▸ **Task statement**
Only a number is expected: how many lines in the data below contain the word "output".

▸ **Entries shown**
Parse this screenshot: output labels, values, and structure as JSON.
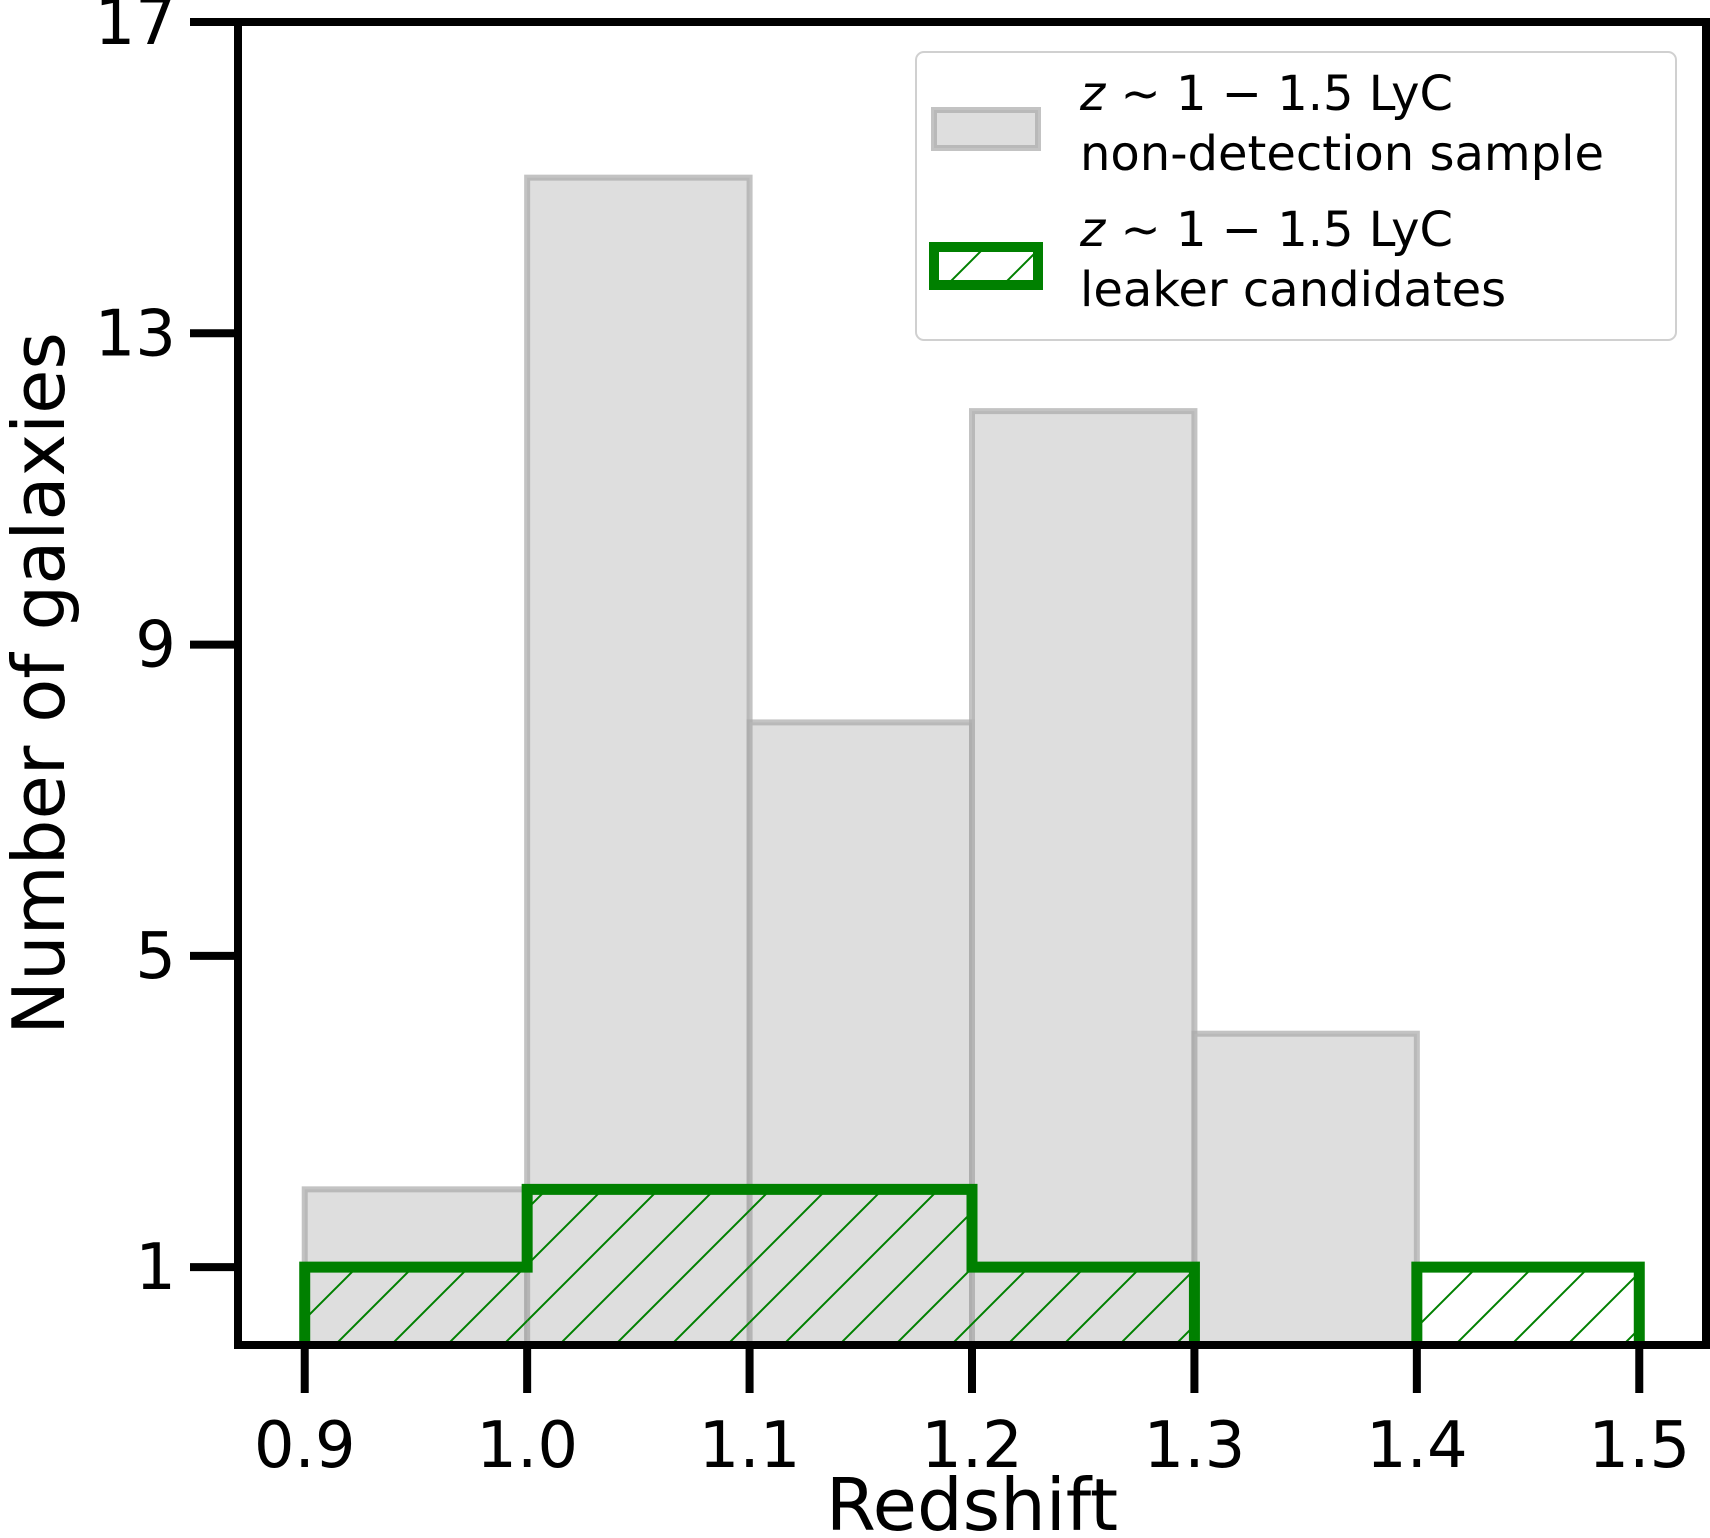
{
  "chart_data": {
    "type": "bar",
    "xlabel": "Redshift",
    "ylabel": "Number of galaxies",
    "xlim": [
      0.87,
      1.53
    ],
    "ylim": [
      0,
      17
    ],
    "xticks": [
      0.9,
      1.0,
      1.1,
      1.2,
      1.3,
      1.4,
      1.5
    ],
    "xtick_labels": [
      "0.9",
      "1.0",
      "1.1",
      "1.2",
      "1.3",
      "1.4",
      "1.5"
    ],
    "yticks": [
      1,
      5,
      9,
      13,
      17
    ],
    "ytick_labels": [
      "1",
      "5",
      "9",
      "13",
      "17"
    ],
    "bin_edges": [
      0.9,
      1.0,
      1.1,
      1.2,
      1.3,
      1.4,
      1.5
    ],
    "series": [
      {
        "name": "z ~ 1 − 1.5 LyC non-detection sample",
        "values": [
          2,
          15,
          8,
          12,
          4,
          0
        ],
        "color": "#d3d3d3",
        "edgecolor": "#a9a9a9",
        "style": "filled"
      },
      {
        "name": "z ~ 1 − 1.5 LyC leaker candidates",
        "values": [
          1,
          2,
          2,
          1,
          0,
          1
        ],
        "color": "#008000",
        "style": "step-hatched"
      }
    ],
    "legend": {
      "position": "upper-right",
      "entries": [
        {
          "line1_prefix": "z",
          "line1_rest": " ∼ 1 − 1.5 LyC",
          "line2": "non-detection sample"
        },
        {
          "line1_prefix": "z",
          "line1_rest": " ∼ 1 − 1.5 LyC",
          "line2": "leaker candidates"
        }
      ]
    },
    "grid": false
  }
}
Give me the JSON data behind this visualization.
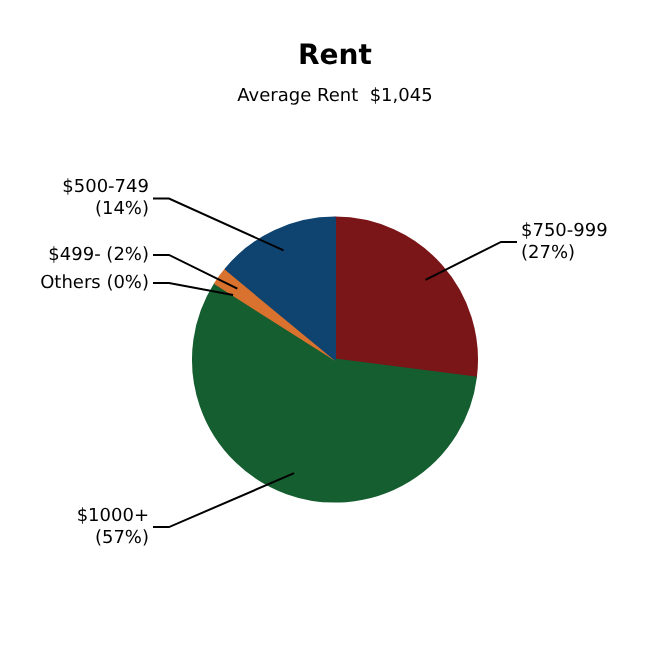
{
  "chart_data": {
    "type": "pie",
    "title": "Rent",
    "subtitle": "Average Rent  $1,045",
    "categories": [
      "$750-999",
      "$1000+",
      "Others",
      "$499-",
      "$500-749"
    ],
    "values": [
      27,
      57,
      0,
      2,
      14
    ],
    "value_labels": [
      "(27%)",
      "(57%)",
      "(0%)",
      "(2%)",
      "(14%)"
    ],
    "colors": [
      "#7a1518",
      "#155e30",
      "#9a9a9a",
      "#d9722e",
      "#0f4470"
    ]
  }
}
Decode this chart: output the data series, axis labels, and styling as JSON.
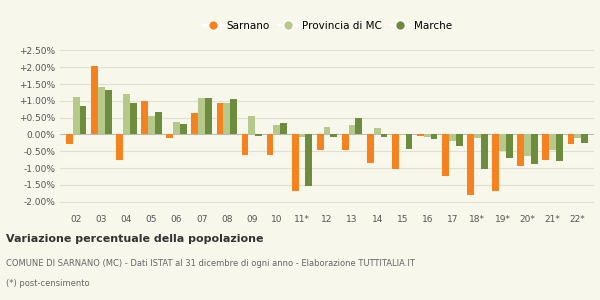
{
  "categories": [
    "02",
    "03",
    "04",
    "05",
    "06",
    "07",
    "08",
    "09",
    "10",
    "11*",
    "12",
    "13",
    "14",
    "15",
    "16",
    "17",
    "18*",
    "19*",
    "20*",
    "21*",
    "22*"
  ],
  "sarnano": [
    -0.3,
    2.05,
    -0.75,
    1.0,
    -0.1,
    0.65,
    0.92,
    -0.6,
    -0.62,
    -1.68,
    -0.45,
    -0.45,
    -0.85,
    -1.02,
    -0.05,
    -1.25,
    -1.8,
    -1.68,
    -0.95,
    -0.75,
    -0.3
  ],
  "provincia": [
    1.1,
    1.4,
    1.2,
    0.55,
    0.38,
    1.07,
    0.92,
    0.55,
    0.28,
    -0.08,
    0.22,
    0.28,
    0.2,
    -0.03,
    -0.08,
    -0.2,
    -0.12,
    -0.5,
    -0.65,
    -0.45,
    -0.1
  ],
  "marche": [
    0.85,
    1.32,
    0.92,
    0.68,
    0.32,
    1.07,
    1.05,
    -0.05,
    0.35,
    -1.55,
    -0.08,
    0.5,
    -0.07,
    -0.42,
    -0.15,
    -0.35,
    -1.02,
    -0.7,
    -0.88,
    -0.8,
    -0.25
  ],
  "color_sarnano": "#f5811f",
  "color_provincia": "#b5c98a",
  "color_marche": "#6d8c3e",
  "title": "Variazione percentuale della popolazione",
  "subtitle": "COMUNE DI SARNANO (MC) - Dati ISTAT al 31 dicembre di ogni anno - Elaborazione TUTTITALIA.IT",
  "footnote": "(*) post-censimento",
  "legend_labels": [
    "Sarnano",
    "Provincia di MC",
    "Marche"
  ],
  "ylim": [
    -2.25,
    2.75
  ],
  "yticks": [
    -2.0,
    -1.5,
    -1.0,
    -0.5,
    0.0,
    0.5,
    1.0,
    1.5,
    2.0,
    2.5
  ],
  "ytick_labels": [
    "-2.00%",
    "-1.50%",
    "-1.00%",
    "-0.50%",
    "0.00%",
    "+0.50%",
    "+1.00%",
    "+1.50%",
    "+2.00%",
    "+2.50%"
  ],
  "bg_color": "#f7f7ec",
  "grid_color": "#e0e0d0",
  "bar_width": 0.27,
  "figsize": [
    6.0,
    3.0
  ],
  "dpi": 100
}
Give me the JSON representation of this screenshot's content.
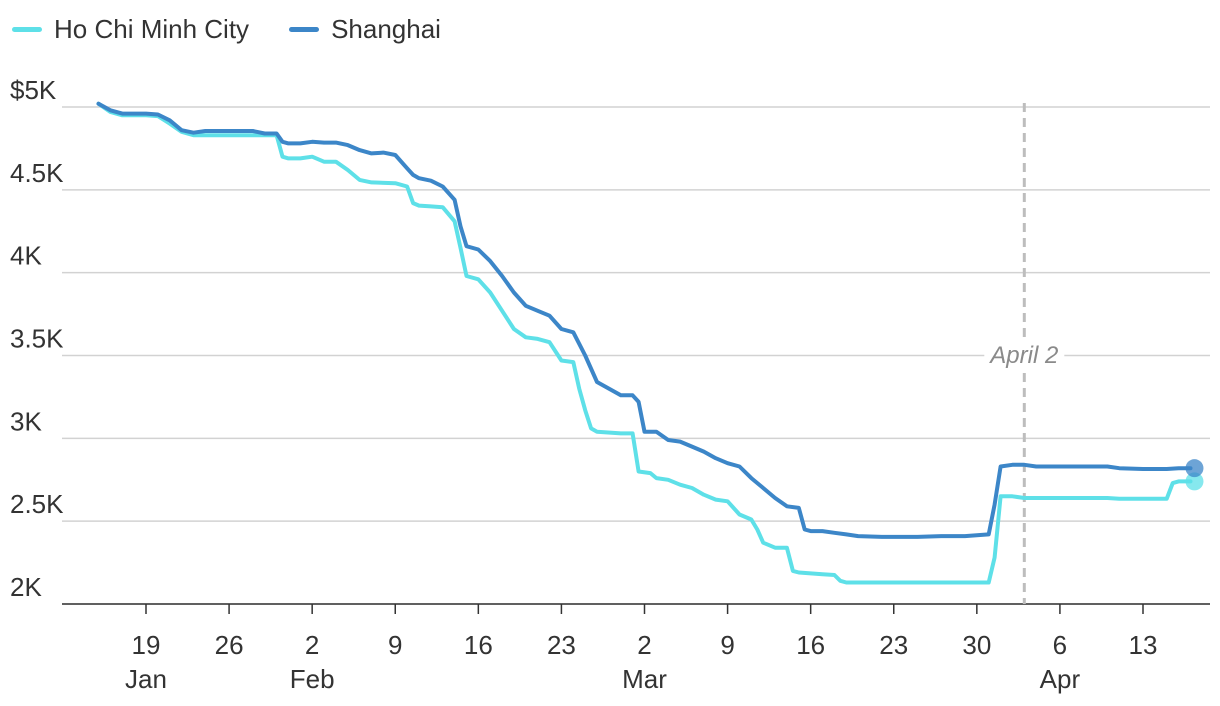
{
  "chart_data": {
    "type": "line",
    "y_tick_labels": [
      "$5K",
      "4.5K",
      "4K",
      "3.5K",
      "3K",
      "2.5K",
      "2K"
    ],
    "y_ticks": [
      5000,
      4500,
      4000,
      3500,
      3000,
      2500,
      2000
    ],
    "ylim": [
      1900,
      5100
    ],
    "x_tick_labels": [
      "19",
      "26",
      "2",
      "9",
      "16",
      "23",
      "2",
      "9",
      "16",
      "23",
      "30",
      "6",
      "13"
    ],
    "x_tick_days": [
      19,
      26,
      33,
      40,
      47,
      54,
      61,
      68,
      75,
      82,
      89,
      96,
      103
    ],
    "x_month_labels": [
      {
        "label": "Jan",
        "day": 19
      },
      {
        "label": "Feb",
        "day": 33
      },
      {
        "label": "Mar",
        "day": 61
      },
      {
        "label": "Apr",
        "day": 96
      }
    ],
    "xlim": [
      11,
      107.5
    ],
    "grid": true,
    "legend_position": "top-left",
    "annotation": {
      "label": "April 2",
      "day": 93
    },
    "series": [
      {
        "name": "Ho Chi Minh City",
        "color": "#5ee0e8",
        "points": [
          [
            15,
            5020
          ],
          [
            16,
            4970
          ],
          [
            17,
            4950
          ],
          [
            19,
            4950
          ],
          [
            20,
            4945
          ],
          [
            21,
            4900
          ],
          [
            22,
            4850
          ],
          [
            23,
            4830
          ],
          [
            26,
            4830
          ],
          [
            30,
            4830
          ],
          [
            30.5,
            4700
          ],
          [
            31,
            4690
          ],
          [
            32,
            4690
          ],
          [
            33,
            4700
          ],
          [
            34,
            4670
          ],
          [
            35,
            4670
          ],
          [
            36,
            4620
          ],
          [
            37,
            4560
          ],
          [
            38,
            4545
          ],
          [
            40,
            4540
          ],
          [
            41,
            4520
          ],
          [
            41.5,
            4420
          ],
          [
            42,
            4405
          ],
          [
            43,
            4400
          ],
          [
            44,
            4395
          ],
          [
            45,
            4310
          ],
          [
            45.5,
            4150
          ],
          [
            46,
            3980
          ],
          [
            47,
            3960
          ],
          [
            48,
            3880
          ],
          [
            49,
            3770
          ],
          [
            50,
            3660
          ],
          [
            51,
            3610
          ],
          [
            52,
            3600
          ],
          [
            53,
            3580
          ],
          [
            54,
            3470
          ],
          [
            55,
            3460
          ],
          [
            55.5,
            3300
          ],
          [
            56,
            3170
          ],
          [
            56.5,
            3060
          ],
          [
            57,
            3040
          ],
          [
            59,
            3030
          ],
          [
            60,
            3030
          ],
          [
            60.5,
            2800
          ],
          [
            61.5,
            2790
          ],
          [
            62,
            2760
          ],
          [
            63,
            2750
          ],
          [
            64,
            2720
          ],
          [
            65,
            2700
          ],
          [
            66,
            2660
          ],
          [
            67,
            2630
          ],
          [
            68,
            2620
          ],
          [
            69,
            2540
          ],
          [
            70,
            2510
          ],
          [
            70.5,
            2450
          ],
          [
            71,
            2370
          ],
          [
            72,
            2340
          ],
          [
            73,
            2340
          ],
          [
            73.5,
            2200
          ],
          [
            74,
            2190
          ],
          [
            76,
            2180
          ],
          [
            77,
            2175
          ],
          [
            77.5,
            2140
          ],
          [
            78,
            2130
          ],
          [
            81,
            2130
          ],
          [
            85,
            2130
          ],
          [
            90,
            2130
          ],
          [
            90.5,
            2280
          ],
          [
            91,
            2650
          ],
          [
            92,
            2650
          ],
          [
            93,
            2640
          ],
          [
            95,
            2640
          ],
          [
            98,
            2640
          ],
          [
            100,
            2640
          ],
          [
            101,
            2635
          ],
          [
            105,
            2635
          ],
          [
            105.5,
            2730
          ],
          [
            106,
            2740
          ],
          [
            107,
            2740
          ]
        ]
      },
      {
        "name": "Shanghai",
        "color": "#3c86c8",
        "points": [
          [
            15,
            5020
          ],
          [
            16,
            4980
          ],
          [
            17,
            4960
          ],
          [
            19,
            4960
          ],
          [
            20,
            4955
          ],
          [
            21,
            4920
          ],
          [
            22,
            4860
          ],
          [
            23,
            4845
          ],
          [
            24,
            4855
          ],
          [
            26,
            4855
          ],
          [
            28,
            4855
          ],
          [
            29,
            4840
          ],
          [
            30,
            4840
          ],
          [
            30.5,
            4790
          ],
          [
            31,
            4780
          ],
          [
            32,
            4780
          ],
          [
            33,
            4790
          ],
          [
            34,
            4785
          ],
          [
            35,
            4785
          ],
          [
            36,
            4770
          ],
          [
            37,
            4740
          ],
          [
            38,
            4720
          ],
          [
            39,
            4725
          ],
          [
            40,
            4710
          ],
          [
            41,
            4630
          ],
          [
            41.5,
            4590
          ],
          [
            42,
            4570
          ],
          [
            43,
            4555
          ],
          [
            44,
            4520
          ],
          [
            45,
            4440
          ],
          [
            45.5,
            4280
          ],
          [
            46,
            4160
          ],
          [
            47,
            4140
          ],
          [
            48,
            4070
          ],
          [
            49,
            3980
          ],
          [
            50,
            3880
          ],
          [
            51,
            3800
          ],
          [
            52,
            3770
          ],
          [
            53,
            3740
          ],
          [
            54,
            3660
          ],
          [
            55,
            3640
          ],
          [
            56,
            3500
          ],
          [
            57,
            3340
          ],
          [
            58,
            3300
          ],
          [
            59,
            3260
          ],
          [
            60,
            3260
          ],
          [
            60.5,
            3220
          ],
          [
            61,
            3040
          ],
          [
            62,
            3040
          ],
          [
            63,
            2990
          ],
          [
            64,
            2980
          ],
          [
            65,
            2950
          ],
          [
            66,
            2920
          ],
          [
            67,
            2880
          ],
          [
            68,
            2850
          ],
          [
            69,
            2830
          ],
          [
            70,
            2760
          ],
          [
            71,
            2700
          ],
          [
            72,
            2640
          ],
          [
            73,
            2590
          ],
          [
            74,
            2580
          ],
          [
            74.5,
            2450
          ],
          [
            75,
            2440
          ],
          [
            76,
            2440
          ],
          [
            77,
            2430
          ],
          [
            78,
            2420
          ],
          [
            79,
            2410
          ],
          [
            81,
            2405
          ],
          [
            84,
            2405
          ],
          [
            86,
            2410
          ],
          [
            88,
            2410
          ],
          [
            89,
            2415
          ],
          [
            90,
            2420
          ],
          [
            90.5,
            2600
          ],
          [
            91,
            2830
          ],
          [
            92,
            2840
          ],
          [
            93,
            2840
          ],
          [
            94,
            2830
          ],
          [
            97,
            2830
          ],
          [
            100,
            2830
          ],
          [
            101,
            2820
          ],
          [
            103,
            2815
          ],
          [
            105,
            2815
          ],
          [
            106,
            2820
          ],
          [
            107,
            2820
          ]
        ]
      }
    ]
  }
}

▸ **Result**
2